(Dataset records)
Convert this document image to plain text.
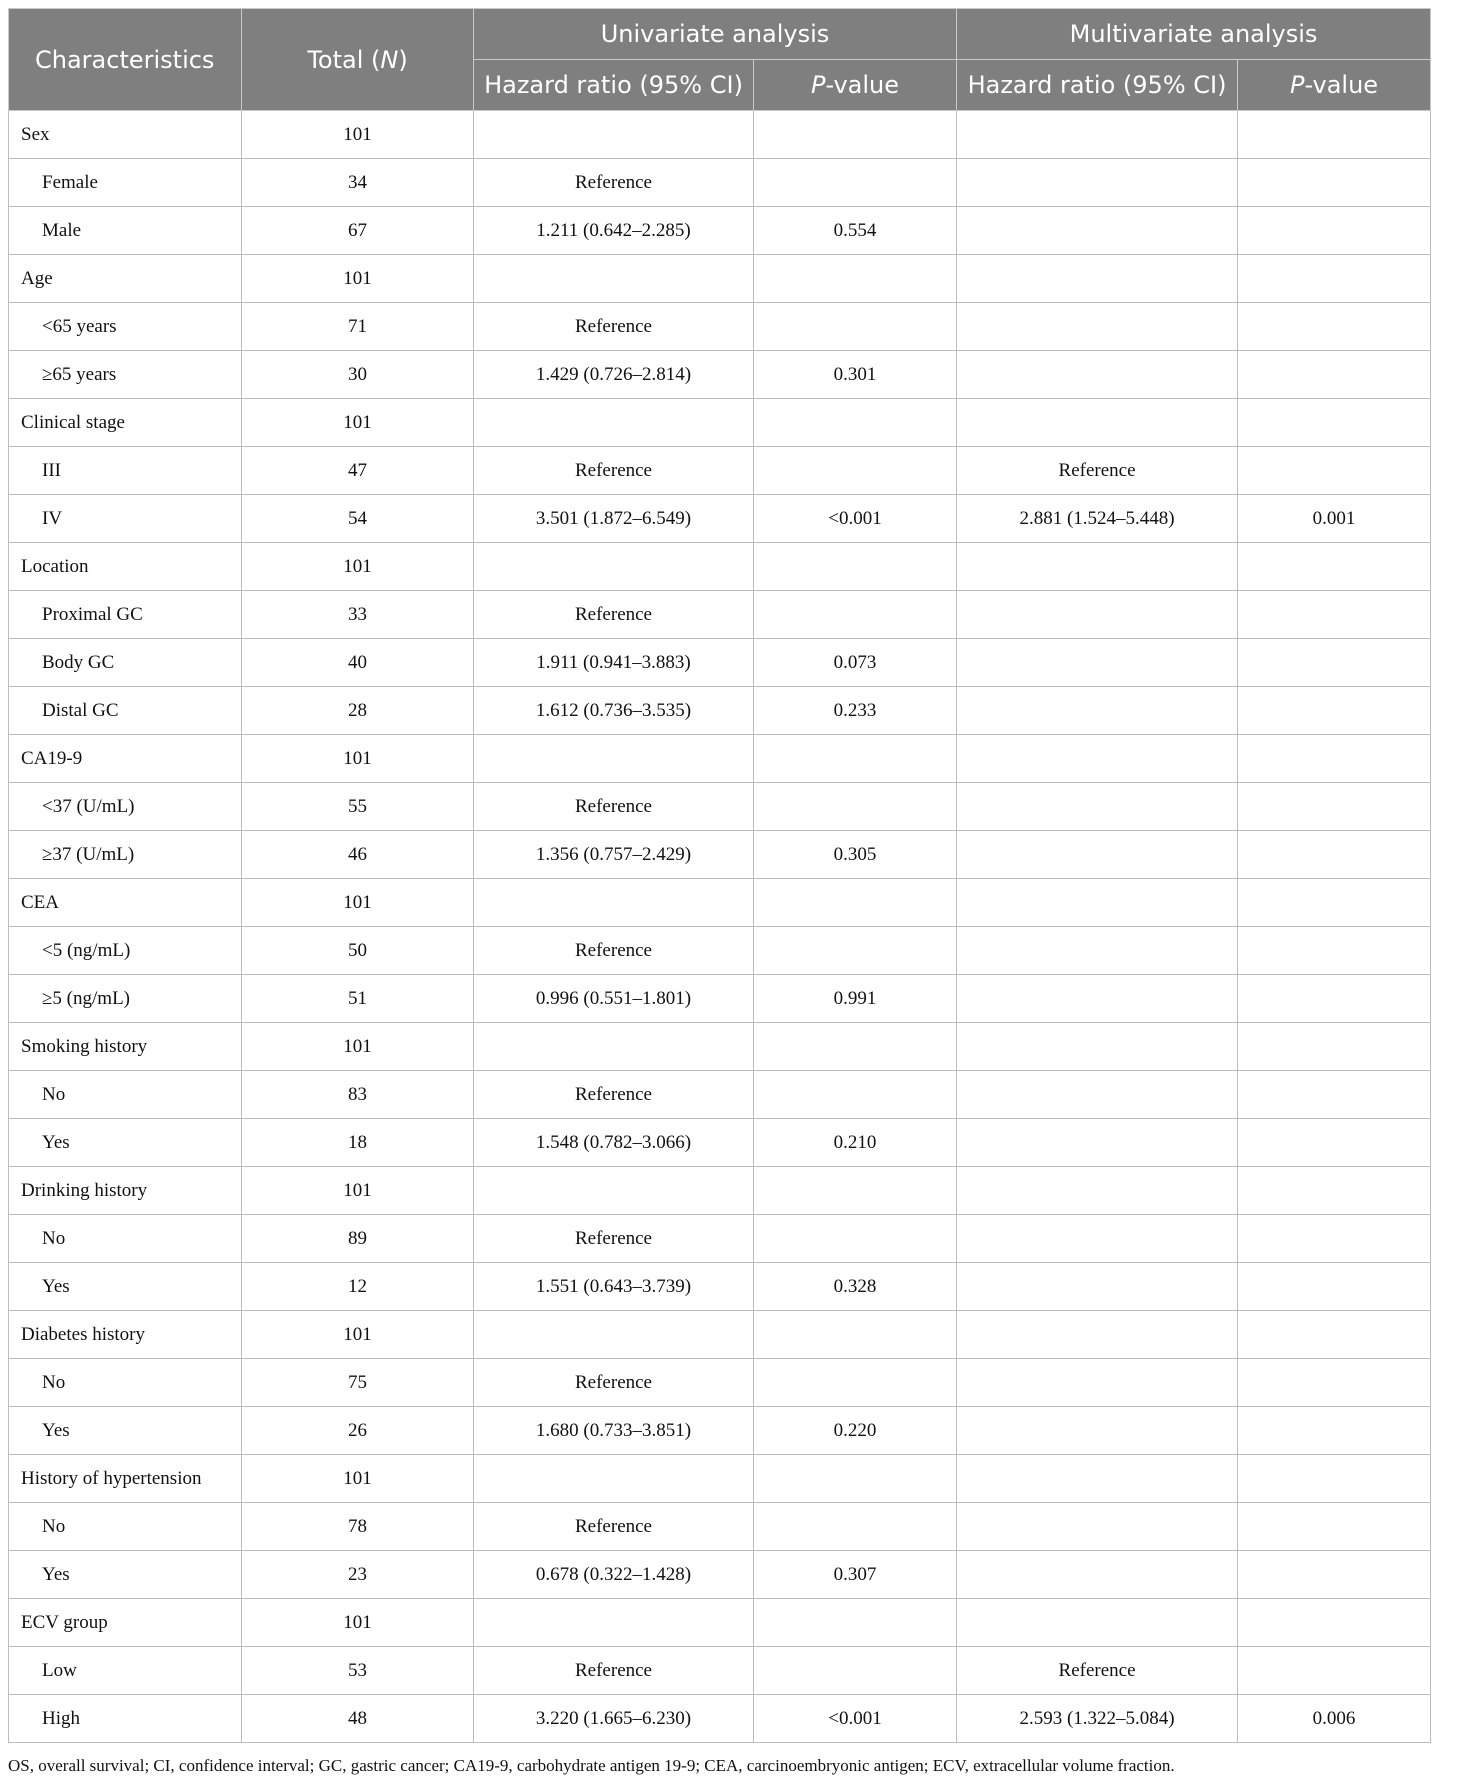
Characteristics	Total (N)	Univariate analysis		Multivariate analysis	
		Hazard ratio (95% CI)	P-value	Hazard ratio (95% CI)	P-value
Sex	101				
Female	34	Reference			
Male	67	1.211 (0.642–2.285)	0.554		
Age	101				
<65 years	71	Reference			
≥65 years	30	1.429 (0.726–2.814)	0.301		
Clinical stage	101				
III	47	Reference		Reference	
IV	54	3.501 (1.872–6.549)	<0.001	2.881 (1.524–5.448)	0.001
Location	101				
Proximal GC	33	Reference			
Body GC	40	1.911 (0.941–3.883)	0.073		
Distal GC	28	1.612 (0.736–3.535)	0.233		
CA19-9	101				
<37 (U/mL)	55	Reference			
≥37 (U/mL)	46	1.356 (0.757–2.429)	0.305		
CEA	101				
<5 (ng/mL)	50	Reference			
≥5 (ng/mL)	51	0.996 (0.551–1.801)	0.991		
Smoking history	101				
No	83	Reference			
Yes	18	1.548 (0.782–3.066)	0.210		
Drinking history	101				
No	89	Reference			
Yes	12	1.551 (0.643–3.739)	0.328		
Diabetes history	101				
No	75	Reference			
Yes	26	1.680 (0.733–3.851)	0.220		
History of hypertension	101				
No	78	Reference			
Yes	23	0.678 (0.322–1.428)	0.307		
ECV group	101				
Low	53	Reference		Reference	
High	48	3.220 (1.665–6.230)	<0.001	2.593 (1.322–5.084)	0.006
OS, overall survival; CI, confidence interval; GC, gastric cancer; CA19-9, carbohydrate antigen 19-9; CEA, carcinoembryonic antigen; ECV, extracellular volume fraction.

> [What to produce]:
List every line from the entries above in which "Reference" appears.

> [Result of the task]:
Female	34	Reference			
<65 years	71	Reference			
III	47	Reference		Reference	
Proximal GC	33	Reference			
<37 (U/mL)	55	Reference			
<5 (ng/mL)	50	Reference			
No	83	Reference			
No	89	Reference			
No	75	Reference			
No	78	Reference			
Low	53	Reference		Reference	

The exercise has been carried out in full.